— Set exercise —
Any pictures in the records below should be skipped; write out everything else exactly.

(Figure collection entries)

⁂

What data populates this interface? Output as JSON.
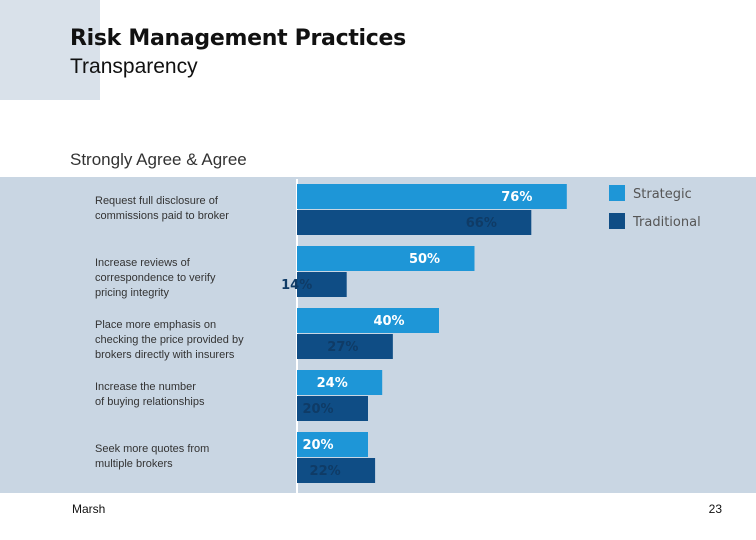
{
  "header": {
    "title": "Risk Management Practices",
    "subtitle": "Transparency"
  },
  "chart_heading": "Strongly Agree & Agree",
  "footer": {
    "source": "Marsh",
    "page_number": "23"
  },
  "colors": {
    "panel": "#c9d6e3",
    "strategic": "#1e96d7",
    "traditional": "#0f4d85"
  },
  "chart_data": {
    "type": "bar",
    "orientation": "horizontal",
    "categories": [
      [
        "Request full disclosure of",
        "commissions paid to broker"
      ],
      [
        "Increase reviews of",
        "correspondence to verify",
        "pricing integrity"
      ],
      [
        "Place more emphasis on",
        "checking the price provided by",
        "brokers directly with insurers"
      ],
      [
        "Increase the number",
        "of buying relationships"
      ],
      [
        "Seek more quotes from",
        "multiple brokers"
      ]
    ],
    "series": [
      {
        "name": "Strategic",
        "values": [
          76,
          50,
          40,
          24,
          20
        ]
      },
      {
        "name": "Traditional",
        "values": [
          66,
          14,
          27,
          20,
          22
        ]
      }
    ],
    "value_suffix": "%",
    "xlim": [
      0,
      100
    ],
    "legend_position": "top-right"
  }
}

⁂

— The response —
What data populates this interface? Output as JSON.
{
  "header": {
    "title": "Risk Management Practices",
    "subtitle": "Transparency"
  },
  "chart_heading": "Strongly Agree & Agree",
  "footer": {
    "source": "Marsh",
    "page_number": "23"
  },
  "colors": {
    "panel": "#c9d6e3",
    "strategic": "#1e96d7",
    "traditional": "#0f4d85"
  },
  "chart_data": {
    "type": "bar",
    "orientation": "horizontal",
    "categories": [
      [
        "Request full disclosure of",
        "commissions paid to broker"
      ],
      [
        "Increase reviews of",
        "correspondence to verify",
        "pricing integrity"
      ],
      [
        "Place more emphasis on",
        "checking the price provided by",
        "brokers directly with insurers"
      ],
      [
        "Increase the number",
        "of buying relationships"
      ],
      [
        "Seek more quotes from",
        "multiple brokers"
      ]
    ],
    "series": [
      {
        "name": "Strategic",
        "values": [
          76,
          50,
          40,
          24,
          20
        ]
      },
      {
        "name": "Traditional",
        "values": [
          66,
          14,
          27,
          20,
          22
        ]
      }
    ],
    "value_suffix": "%",
    "xlim": [
      0,
      100
    ],
    "legend_position": "top-right"
  }
}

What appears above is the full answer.